■ Stated problem ■
Of the lines in the listing below, how many hold "JSON"? Answer with the number only.

Stored items:
* * * *
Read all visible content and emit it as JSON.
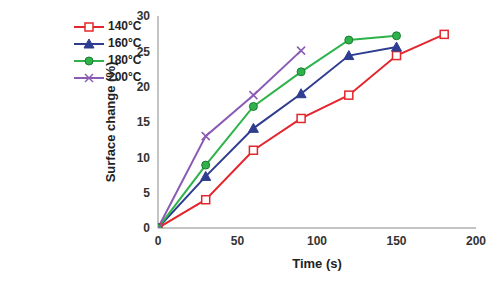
{
  "chart_data": {
    "type": "line",
    "x_label": "Time (s)",
    "y_label": "Surface change (%)",
    "xlim": [
      0,
      200
    ],
    "xticks": [
      0,
      50,
      100,
      150,
      200
    ],
    "ylim": [
      0,
      30
    ],
    "yticks": [
      0,
      5,
      10,
      15,
      20,
      25,
      30
    ],
    "grid": false,
    "legend": "top-left",
    "series": [
      {
        "name": "140°C",
        "color": "#e3262d",
        "marker": "square",
        "x": [
          0,
          30,
          60,
          90,
          120,
          150,
          180
        ],
        "values": [
          0,
          4,
          11,
          15.5,
          18.8,
          24.4,
          27.4
        ]
      },
      {
        "name": "160°C",
        "color": "#2e3d8f",
        "marker": "triangle",
        "x": [
          0,
          30,
          60,
          90,
          120,
          150
        ],
        "values": [
          0,
          7.3,
          14.1,
          19,
          24.4,
          25.6
        ]
      },
      {
        "name": "180°C",
        "color": "#2db34a",
        "marker": "circle",
        "x": [
          0,
          30,
          60,
          90,
          120,
          150
        ],
        "values": [
          0,
          8.9,
          17.2,
          22.1,
          26.6,
          27.2
        ]
      },
      {
        "name": "200°C",
        "color": "#8a5bb5",
        "marker": "x",
        "x": [
          0,
          30,
          60,
          90
        ],
        "values": [
          0,
          13,
          18.8,
          25.1
        ]
      }
    ]
  }
}
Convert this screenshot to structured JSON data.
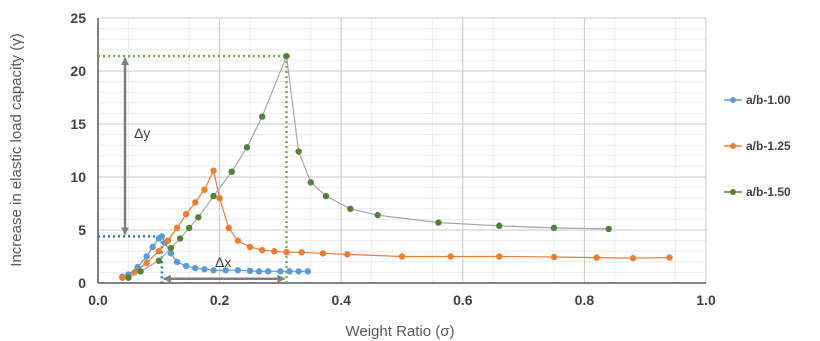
{
  "chart_data": {
    "type": "line",
    "xlabel": "Weight Ratio (σ)",
    "ylabel": "Increase in elastic load capacity (γ)",
    "xlim": [
      0,
      1.0
    ],
    "ylim": [
      0,
      25
    ],
    "x_ticks": [
      "0.0",
      "0.2",
      "0.4",
      "0.6",
      "0.8",
      "1.0"
    ],
    "y_ticks": [
      "0",
      "5",
      "10",
      "15",
      "20",
      "25"
    ],
    "grid": true,
    "legend_position": "right",
    "series": [
      {
        "name": "a/b-1.00",
        "color": "#5B9BD5",
        "x": [
          0.04,
          0.05,
          0.065,
          0.08,
          0.09,
          0.1,
          0.105,
          0.11,
          0.12,
          0.13,
          0.145,
          0.16,
          0.175,
          0.19,
          0.21,
          0.23,
          0.25,
          0.265,
          0.28,
          0.3,
          0.315,
          0.33,
          0.345
        ],
        "y": [
          0.6,
          0.8,
          1.5,
          2.5,
          3.4,
          4.2,
          4.4,
          3.8,
          2.8,
          2.0,
          1.6,
          1.4,
          1.3,
          1.2,
          1.2,
          1.2,
          1.15,
          1.1,
          1.1,
          1.1,
          1.1,
          1.1,
          1.1
        ]
      },
      {
        "name": "a/b-1.25",
        "color": "#ED7D31",
        "x": [
          0.04,
          0.06,
          0.08,
          0.1,
          0.115,
          0.13,
          0.145,
          0.16,
          0.175,
          0.19,
          0.2,
          0.215,
          0.23,
          0.25,
          0.27,
          0.29,
          0.31,
          0.335,
          0.37,
          0.41,
          0.5,
          0.58,
          0.66,
          0.75,
          0.82,
          0.88,
          0.94
        ],
        "y": [
          0.5,
          1.0,
          1.9,
          3.0,
          4.0,
          5.2,
          6.5,
          7.6,
          8.8,
          10.6,
          8.0,
          5.2,
          4.0,
          3.4,
          3.1,
          3.0,
          2.9,
          2.9,
          2.8,
          2.7,
          2.5,
          2.5,
          2.5,
          2.45,
          2.4,
          2.35,
          2.4
        ]
      },
      {
        "name": "a/b-1.50",
        "color": "#548235",
        "x": [
          0.05,
          0.07,
          0.1,
          0.12,
          0.135,
          0.15,
          0.165,
          0.19,
          0.22,
          0.245,
          0.27,
          0.31,
          0.33,
          0.35,
          0.375,
          0.415,
          0.46,
          0.56,
          0.66,
          0.75,
          0.84
        ],
        "y": [
          0.5,
          1.1,
          2.1,
          3.3,
          4.2,
          5.2,
          6.2,
          8.2,
          10.5,
          12.8,
          15.7,
          21.4,
          12.4,
          9.5,
          8.2,
          7.0,
          6.4,
          5.7,
          5.4,
          5.2,
          5.1
        ]
      }
    ],
    "annotations": {
      "dy_label": "Δy",
      "dx_label": "Δx"
    }
  }
}
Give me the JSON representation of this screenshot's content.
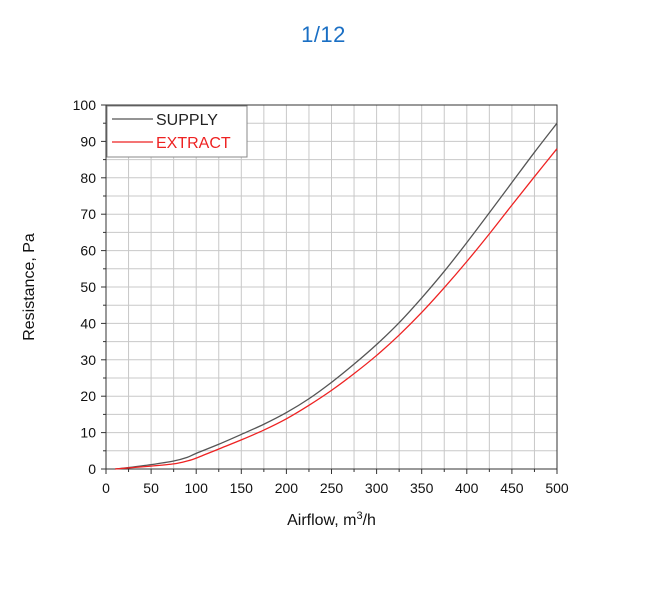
{
  "pager": {
    "text": "1/12"
  },
  "chart_data": {
    "type": "line",
    "title": "",
    "xlabel": "Airflow, m",
    "xlabel_sup": "3",
    "xlabel_suffix": "/h",
    "ylabel": "Resistance, Pa",
    "xlim": [
      0,
      500
    ],
    "ylim": [
      0,
      100
    ],
    "xticks": [
      0,
      50,
      100,
      150,
      200,
      250,
      300,
      350,
      400,
      450,
      500
    ],
    "yticks": [
      0,
      10,
      20,
      30,
      40,
      50,
      60,
      70,
      80,
      90,
      100
    ],
    "grid": true,
    "legend_position": "top-left",
    "series": [
      {
        "name": "SUPPLY",
        "color": "#555555",
        "x": [
          10,
          25,
          50,
          75,
          90,
          100,
          125,
          150,
          175,
          200,
          225,
          250,
          275,
          300,
          325,
          350,
          375,
          400,
          425,
          450,
          475,
          500
        ],
        "y": [
          0,
          0.4,
          1.2,
          2.2,
          3.2,
          4.3,
          6.8,
          9.5,
          12.3,
          15.5,
          19.3,
          23.8,
          28.8,
          34.2,
          40.2,
          47,
          54.3,
          62.2,
          70.4,
          78.7,
          87,
          95
        ]
      },
      {
        "name": "EXTRACT",
        "color": "#ee2222",
        "x": [
          10,
          25,
          50,
          75,
          90,
          100,
          125,
          150,
          175,
          200,
          225,
          250,
          275,
          300,
          325,
          350,
          375,
          400,
          425,
          450,
          475,
          500
        ],
        "y": [
          0,
          0.3,
          0.8,
          1.4,
          2.2,
          3,
          5.5,
          8,
          10.7,
          13.8,
          17.5,
          21.6,
          26.2,
          31.2,
          36.8,
          43,
          49.8,
          57,
          64.6,
          72.5,
          80.3,
          88
        ]
      }
    ]
  }
}
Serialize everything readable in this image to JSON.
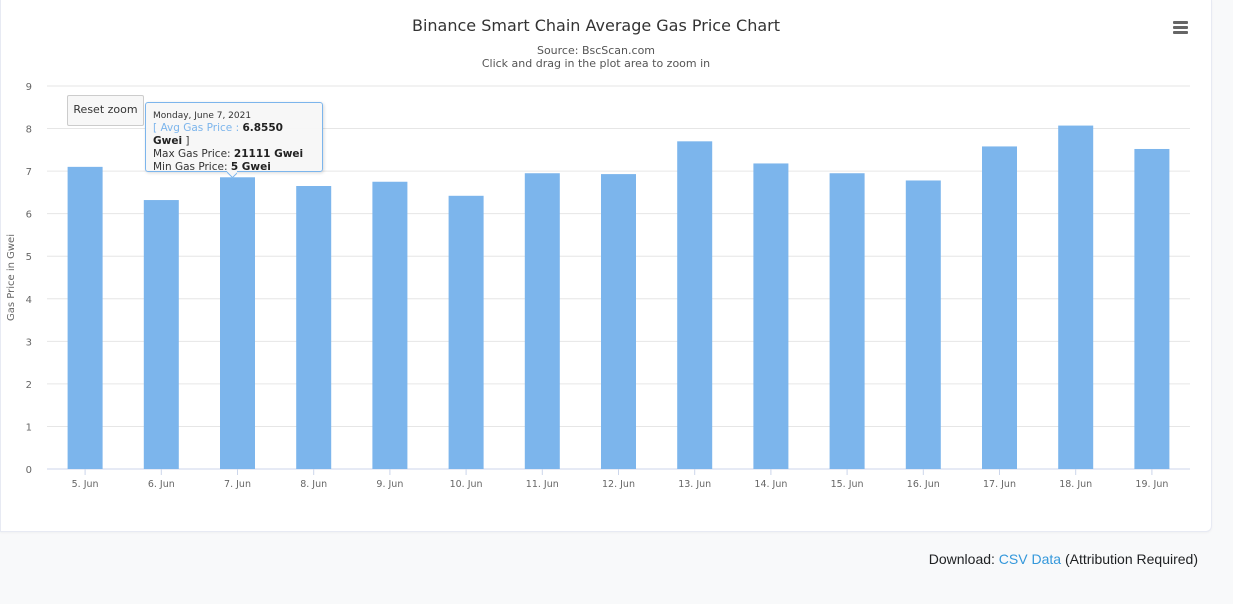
{
  "chart": {
    "title": "Binance Smart Chain Average Gas Price Chart",
    "source": "Source: BscScan.com",
    "hint": "Click and drag in the plot area to zoom in",
    "reset_zoom_label": "Reset zoom",
    "menu_icon": "hamburger-menu-icon"
  },
  "tooltip": {
    "date": "Monday, June 7, 2021",
    "avg_label": "Avg Gas Price :",
    "avg_value": "6.8550 Gwei",
    "open_bracket": "[",
    "close_bracket": "]",
    "max_label": "Max Gas Price:",
    "max_value": "21111 Gwei",
    "min_label": "Min Gas Price:",
    "min_value": "5 Gwei"
  },
  "download": {
    "prefix": "Download:",
    "link": "CSV Data",
    "suffix": "(Attribution Required)"
  },
  "colors": {
    "bar": "#7cb5ec",
    "grid": "#e6e6e6",
    "link": "#3498db"
  },
  "chart_data": {
    "type": "bar",
    "title": "Binance Smart Chain Average Gas Price Chart",
    "subtitle": "Source: BscScan.com",
    "xlabel": "",
    "ylabel": "Gas Price in Gwei",
    "ylim": [
      0,
      9
    ],
    "yticks": [
      "0",
      "1",
      "2",
      "3",
      "4",
      "5",
      "6",
      "7",
      "8",
      "9"
    ],
    "grid": true,
    "legend": "none",
    "categories": [
      "5. Jun",
      "6. Jun",
      "7. Jun",
      "8. Jun",
      "9. Jun",
      "10. Jun",
      "11. Jun",
      "12. Jun",
      "13. Jun",
      "14. Jun",
      "15. Jun",
      "16. Jun",
      "17. Jun",
      "18. Jun",
      "19. Jun"
    ],
    "series": [
      {
        "values": [
          7.1,
          6.32,
          6.855,
          6.65,
          6.75,
          6.42,
          6.95,
          6.93,
          7.7,
          7.18,
          6.95,
          6.78,
          7.58,
          8.07,
          7.52
        ]
      }
    ]
  }
}
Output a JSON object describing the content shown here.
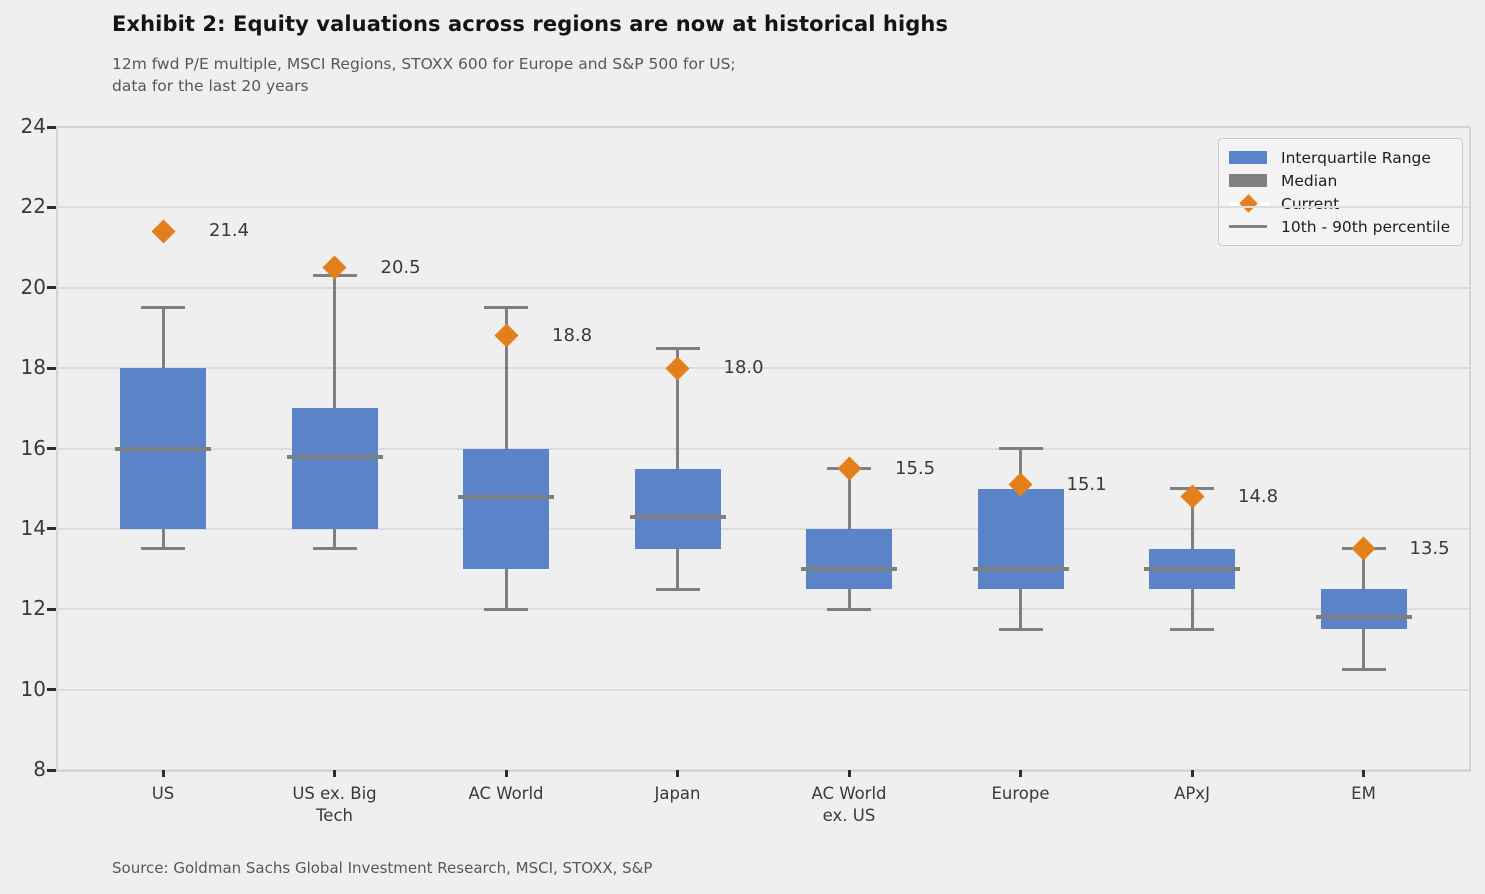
* * * *
■ Solved problem ■
5